__What the task requires__. Print each record below word for word.

[Records drawn from a dataset]
+ + + + +

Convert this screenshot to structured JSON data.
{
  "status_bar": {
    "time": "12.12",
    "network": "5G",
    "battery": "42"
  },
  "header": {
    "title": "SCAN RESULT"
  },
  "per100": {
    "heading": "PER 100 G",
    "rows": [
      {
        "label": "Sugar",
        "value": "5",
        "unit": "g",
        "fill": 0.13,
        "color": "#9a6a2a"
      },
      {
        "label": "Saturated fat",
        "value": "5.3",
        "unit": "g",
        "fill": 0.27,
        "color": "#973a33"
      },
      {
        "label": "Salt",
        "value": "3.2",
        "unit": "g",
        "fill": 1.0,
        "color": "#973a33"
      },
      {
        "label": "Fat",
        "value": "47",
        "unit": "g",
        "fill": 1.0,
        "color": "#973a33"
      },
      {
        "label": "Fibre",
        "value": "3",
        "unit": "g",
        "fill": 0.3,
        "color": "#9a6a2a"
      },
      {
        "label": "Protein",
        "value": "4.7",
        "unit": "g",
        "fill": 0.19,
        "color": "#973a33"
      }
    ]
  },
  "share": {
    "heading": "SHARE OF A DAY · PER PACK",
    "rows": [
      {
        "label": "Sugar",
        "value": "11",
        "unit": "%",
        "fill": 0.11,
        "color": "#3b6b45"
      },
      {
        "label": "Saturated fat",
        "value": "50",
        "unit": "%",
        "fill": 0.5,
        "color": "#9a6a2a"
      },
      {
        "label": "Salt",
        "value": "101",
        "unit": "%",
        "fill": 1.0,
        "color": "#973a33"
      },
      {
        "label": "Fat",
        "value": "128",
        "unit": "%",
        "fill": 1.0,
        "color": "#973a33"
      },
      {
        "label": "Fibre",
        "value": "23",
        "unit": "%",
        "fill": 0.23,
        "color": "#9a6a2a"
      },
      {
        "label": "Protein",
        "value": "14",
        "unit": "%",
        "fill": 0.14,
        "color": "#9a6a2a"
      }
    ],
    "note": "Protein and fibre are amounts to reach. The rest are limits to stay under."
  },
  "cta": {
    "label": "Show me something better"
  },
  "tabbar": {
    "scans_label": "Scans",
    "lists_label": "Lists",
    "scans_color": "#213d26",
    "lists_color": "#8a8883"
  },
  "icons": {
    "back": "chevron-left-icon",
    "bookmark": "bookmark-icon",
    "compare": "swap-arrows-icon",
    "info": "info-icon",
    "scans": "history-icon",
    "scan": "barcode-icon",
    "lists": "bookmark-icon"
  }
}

+ + + + +

__Answer__.
Convert this screenshot to structured JSON data.
{
  "status_bar": {
    "time": "12.12",
    "network": "5G",
    "battery": "42"
  },
  "header": {
    "title": "SCAN RESULT"
  },
  "per100": {
    "heading": "PER 100 G",
    "rows": [
      {
        "label": "Sugar",
        "value": "5",
        "unit": "g",
        "fill": 0.13,
        "color": "#9a6a2a"
      },
      {
        "label": "Saturated fat",
        "value": "5.3",
        "unit": "g",
        "fill": 0.27,
        "color": "#973a33"
      },
      {
        "label": "Salt",
        "value": "3.2",
        "unit": "g",
        "fill": 1.0,
        "color": "#973a33"
      },
      {
        "label": "Fat",
        "value": "47",
        "unit": "g",
        "fill": 1.0,
        "color": "#973a33"
      },
      {
        "label": "Fibre",
        "value": "3",
        "unit": "g",
        "fill": 0.3,
        "color": "#9a6a2a"
      },
      {
        "label": "Protein",
        "value": "4.7",
        "unit": "g",
        "fill": 0.19,
        "color": "#973a33"
      }
    ]
  },
  "share": {
    "heading": "SHARE OF A DAY · PER PACK",
    "rows": [
      {
        "label": "Sugar",
        "value": "11",
        "unit": "%",
        "fill": 0.11,
        "color": "#3b6b45"
      },
      {
        "label": "Saturated fat",
        "value": "50",
        "unit": "%",
        "fill": 0.5,
        "color": "#9a6a2a"
      },
      {
        "label": "Salt",
        "value": "101",
        "unit": "%",
        "fill": 1.0,
        "color": "#973a33"
      },
      {
        "label": "Fat",
        "value": "128",
        "unit": "%",
        "fill": 1.0,
        "color": "#973a33"
      },
      {
        "label": "Fibre",
        "value": "23",
        "unit": "%",
        "fill": 0.23,
        "color": "#9a6a2a"
      },
      {
        "label": "Protein",
        "value": "14",
        "unit": "%",
        "fill": 0.14,
        "color": "#9a6a2a"
      }
    ],
    "note": "Protein and fibre are amounts to reach. The rest are limits to stay under."
  },
  "cta": {
    "label": "Show me something better"
  },
  "tabbar": {
    "scans_label": "Scans",
    "lists_label": "Lists",
    "scans_color": "#213d26",
    "lists_color": "#8a8883"
  },
  "icons": {
    "back": "chevron-left-icon",
    "bookmark": "bookmark-icon",
    "compare": "swap-arrows-icon",
    "info": "info-icon",
    "scans": "history-icon",
    "scan": "barcode-icon",
    "lists": "bookmark-icon"
  }
}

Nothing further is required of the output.